[Begin Extract to read]

Monday, March 14, 2016

The Ins And Outs Of Marriage And Priorities

Seems I'm in a lonely boat. Not lonely in the sense that I am the only one in the world who's in this situation, but lonely in the sense that the roles usually are reversed. This doesn't make it less of a problem, though.

But if there's one thing being married has taught me, it's this: you can't make other people do what you want. You may want them to exercise and eat healthy but they won't always do it. You may even want them to, say, pick up their dirty socks or stop leaving 1,000 pairs of shoes by the door, but they won't do that either (not that I'm talking about anyone in particular). For some reason, these people we get involved with tend to make their own decisions. And that's part of the problem.
Lies!
About a year ago hubby expressed a desire to get in better shape. I thought it was a good idea and wanted to be supportive so I did it too. However, we chose different means to achieve said goal - he started going to the gym, I took up road biking. I've stuck with it for the past year and, started to compete in cycling events, and have commuted to work by bike ever since. He stuck with the gym for about three days and then went back to his old habits.

[End Extract to read]
[Begin Given records]

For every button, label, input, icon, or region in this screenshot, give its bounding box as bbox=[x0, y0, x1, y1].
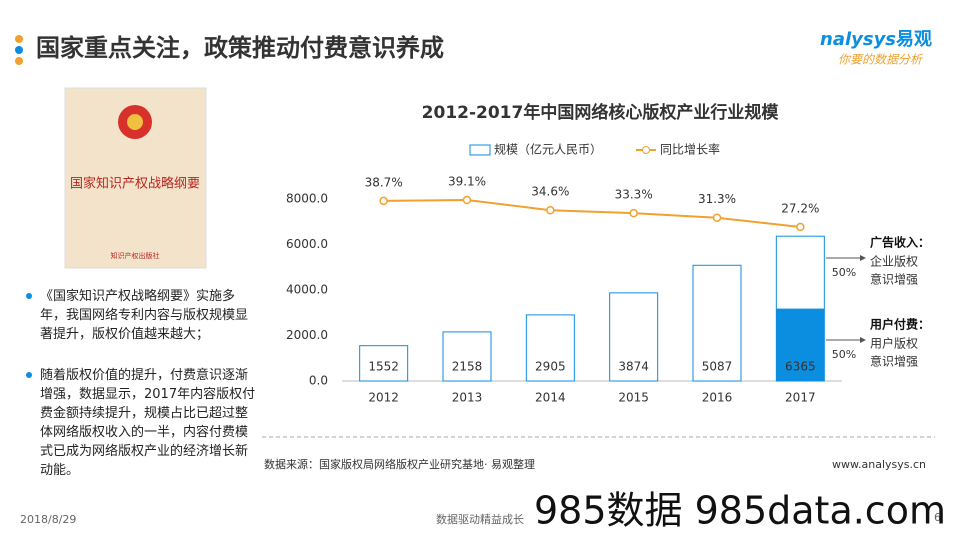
book-title: 国家知识产权战略纲要 bbox=[70, 176, 200, 192]
bar-label: 6365 bbox=[785, 360, 816, 374]
y-tick-label: 4000.0 bbox=[286, 283, 328, 297]
bar bbox=[359, 345, 409, 382]
bullet: 《国家知识产权战略纲要》实施多年，我国网络专利内容与版权规模显著提升，版权价值越… bbox=[26, 287, 258, 344]
bar-label: 5087 bbox=[702, 360, 733, 374]
dot bbox=[15, 57, 23, 65]
y-tick-label: 2000.0 bbox=[286, 328, 328, 342]
legend-swatch bbox=[469, 144, 491, 156]
bar-label: 1552 bbox=[368, 360, 399, 374]
line-point bbox=[712, 213, 722, 222]
logo: nalysys bbox=[820, 29, 896, 50]
bar bbox=[692, 264, 742, 382]
y-tick-label: 8000.0 bbox=[286, 192, 328, 206]
y-tick-label: 6000.0 bbox=[286, 237, 328, 251]
annotation-label: 广告收入： bbox=[870, 235, 930, 250]
footer-date: 2018/8/29 bbox=[20, 513, 76, 526]
logo-slogan: 你要的数据分析 bbox=[838, 53, 924, 67]
arrow-head bbox=[860, 337, 866, 343]
arrow-head bbox=[860, 255, 866, 261]
annotation-label: 用户付费： bbox=[869, 317, 930, 332]
bullet: 随着版权价值的提升，付费意识逐渐增强，数据显示，2017年内容版权付费金额持续提… bbox=[26, 366, 258, 480]
bar-label: 3874 bbox=[618, 360, 649, 374]
source: 数据来源：国家版权局网络版权产业研究基地· 易观整理 bbox=[264, 457, 535, 471]
watermark: 985数据 985data.com bbox=[534, 489, 946, 533]
x-tick-label: 2016 bbox=[702, 391, 733, 405]
line-point bbox=[629, 208, 638, 218]
slide-title: 国家重点关注，政策推动付费意识养成 bbox=[36, 34, 444, 62]
legend-label: 同比增长率 bbox=[660, 142, 720, 157]
x-tick-label: 2015 bbox=[618, 391, 649, 405]
page-number: 6 bbox=[934, 511, 941, 524]
annotation-value: 50% bbox=[832, 266, 856, 279]
bar-label: 2158 bbox=[452, 360, 483, 374]
annotation-text: 企业版权 bbox=[870, 254, 918, 269]
x-tick-label: 2013 bbox=[452, 391, 483, 405]
website: www.analysys.cn bbox=[832, 458, 926, 471]
annotation-value: 50% bbox=[832, 348, 856, 361]
x-tick-label: 2014 bbox=[535, 391, 566, 405]
emblem bbox=[127, 114, 143, 130]
x-tick-label: 2012 bbox=[368, 391, 399, 405]
point-label: 38.7% bbox=[365, 175, 403, 189]
book-publisher: 知识产权出版社 bbox=[111, 251, 160, 260]
annotation-text: 用户版权 bbox=[870, 336, 918, 351]
bar-segment bbox=[776, 308, 825, 381]
legend-label: 规模（亿元人民币） bbox=[494, 142, 602, 157]
dot bbox=[15, 46, 23, 54]
bar bbox=[442, 331, 492, 382]
line-point bbox=[462, 195, 472, 205]
point-label: 34.6% bbox=[531, 185, 569, 199]
point-label: 39.1% bbox=[448, 175, 486, 189]
legend-swatch bbox=[642, 146, 650, 154]
line-point bbox=[796, 222, 805, 232]
annotation-text: 意识增强 bbox=[870, 354, 918, 369]
line-point bbox=[379, 196, 388, 206]
x-tick-label: 2017 bbox=[785, 391, 816, 405]
point-label: 27.2% bbox=[781, 202, 819, 216]
bar bbox=[609, 292, 659, 382]
bar-label: 2905 bbox=[535, 360, 566, 374]
y-tick-label: 0.0 bbox=[309, 374, 328, 388]
plot: 0.0 2000.0 4000.0 6000.0 8000.0 2012 2013 2014 2… bbox=[286, 175, 930, 405]
bar bbox=[525, 314, 575, 382]
footer-slogan: 数据驱动精益成长 bbox=[436, 512, 524, 526]
line-point bbox=[546, 205, 555, 215]
point-label: 33.3% bbox=[615, 188, 653, 202]
logo-cn: 易观 bbox=[896, 29, 932, 50]
chart-title: 2012-2017年中国网络核心版权产业行业规模 bbox=[422, 102, 780, 123]
point-label: 31.3% bbox=[698, 192, 736, 206]
dot bbox=[15, 35, 23, 43]
annotation-text: 意识增强 bbox=[870, 272, 918, 287]
line bbox=[383, 198, 801, 228]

[End Given records]

• Work to complete:
[a] Copy out the whole blog post on marriage and priorities, word for word.
[b] Give the lines of the records as a Markdown table with the columns Row and Entry, where Row is a running number and Entry is the line itself. Begin at the line that has "book-title: 国家知识产权战略纲要 bbox=[70, 176, 200, 192]", stop after the line that has "legend-swatch bbox=[469, 144, 491, 156]", and leave out any blank lines.

• Expected responses:
[a]
Monday, March 14, 2016

The Ins And Outs Of Marriage And Priorities

Seems I'm in a lonely boat. Not lonely in the sense that I am the only one in the world who's in this situation, but lonely in the sense that the roles usually are reversed. This doesn't make it less of a problem, though.

But if there's one thing being married has taught me, it's this: you can't make other people do what you want. You may want them to exercise and eat healthy but they won't always do it. You may even want them to, say, pick up their dirty socks or stop leaving 1,000 pairs of shoes by the door, but they won't do that either (not that I'm talking about anyone in particular). For some reason, these people we get involved with tend to make their own decisions. And that's part of the problem.
Lies!
About a year ago hubby expressed a desire to get in better shape. I thought it was a good idea and wanted to be supportive so I did it too. However, we chose different means to achieve said goal - he started going to the gym, I took up road biking. I've stuck with it for the past year and, started to compete in cycling events, and have commuted to work by bike ever since. He stuck with the gym for about three days and then went back to his old habits.

[b]
| Row | Entry |
|---|---|
| 1 | book-title: 国家知识产权战略纲要 bbox=[70, 176, 200, 192] |
| 2 | bar-label: 6365 bbox=[785, 360, 816, 374] |
| 3 | y-tick-label: 4000.0 bbox=[286, 283, 328, 297] |
| 4 | bar bbox=[359, 345, 409, 382] |
| 5 | bullet: 《国家知识产权战略纲要》实施多年，我国网络专利内容与版权规模显著提升，版权价值越… bbox=[26, 287, 258, 344] |
| 6 | bar-label: 5087 bbox=[702, 360, 733, 374] |
| 7 | dot bbox=[15, 57, 23, 65] |
| 8 | y-tick-label: 2000.0 bbox=[286, 328, 328, 342] |
| 9 | legend-swatch bbox=[469, 144, 491, 156] |